Consigne >> Recopiez mot pour mot l’intégralité de la chronique de l’ARF reproduite ci-dessous.

Passage proposé >>

______

Les chroniques de l’ARF
L’ARF, Recherches, Sauvegarde, Patrimoine ferriérois, propose régulièrement aux lecteurs du Ferriérois des articles sur les personnages qui ont marqué la vie ferriéroise et parfois, plus souvent qu’on ne le pense, la vie nationale, ainsi que sur des évènements heureux, dramatiques ou insolites qui ont jalonné la vie des habitants. Les lecteurs sont invités à réagir et à faire part des informations ou de la documentation dont ils disposeraient, précisant ou complétant le contenu de la chronique.
Pour cette chronique n°2, nous sommes le 3 juillet 1827.
Vers 2 heures du matin, les habitants de Ferrières sont réveillés par le tocsin. Pas vraiment réveillés car déjà depuis minuit le tonnerre assourdissant d’un épouvantable orage les tenait en éveil.
Mais laissons la parole au Maire de Ferrières.

______

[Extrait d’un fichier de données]
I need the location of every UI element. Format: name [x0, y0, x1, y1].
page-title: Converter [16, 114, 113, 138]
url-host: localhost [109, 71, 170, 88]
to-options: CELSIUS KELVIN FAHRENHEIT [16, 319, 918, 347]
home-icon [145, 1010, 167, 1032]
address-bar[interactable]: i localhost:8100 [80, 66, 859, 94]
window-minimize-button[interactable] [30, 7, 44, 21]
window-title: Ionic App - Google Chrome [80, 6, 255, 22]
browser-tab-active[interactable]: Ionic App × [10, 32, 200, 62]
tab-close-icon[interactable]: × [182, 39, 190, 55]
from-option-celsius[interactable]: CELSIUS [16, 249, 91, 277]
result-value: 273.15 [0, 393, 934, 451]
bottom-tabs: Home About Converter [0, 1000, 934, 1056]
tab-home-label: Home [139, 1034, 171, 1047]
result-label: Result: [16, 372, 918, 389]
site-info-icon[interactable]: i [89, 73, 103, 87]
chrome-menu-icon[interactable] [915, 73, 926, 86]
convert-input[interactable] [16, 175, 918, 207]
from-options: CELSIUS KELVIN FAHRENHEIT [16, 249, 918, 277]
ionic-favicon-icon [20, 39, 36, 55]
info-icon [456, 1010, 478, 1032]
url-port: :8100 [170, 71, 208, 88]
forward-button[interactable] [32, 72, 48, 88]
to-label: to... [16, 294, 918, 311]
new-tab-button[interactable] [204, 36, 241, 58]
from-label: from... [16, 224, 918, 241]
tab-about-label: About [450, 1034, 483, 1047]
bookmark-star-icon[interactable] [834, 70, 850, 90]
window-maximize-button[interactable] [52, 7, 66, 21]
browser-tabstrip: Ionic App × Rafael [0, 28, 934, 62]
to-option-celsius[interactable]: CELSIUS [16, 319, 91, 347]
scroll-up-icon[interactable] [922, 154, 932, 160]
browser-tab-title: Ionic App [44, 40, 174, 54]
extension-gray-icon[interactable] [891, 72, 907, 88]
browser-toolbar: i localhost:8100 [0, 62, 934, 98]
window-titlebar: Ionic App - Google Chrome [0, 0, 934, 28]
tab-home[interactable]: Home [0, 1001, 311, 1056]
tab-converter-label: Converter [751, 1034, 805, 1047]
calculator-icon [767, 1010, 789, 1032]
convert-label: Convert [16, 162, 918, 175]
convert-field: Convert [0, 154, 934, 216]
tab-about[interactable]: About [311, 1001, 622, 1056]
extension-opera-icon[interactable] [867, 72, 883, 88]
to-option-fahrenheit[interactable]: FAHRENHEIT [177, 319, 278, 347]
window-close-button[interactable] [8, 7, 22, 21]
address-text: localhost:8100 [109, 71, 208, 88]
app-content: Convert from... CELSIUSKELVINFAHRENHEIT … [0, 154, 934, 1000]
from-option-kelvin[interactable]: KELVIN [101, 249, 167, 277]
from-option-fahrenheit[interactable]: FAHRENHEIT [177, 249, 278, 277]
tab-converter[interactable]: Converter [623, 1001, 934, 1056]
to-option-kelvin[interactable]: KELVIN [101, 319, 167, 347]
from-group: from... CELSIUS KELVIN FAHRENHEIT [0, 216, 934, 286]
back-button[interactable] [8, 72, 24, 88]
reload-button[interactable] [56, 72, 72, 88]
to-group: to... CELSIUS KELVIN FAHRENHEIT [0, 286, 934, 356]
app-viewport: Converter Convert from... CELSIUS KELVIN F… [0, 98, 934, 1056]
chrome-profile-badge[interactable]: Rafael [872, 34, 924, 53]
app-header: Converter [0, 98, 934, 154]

______

Réponse complète >>
Les chroniques de l’ARF
L’ARF, Recherches, Sauvegarde, Patrimoine ferriérois, propose régulièrement aux lecteurs du Ferriérois des articles sur les personnages qui ont marqué la vie ferriéroise et parfois, plus souvent qu’on ne le pense, la vie nationale, ainsi que sur des évènements heureux, dramatiques ou insolites qui ont jalonné la vie des habitants. Les lecteurs sont invités à réagir et à faire part des informations ou de la documentation dont ils disposeraient, précisant ou complétant le contenu de la chronique.
Pour cette chronique n°2, nous sommes le 3 juillet 1827.
Vers 2 heures du matin, les habitants de Ferrières sont réveillés par le tocsin. Pas vraiment réveillés car déjà depuis minuit le tonnerre assourdissant d’un épouvantable orage les tenait en éveil.
Mais laissons la parole au Maire de Ferrières.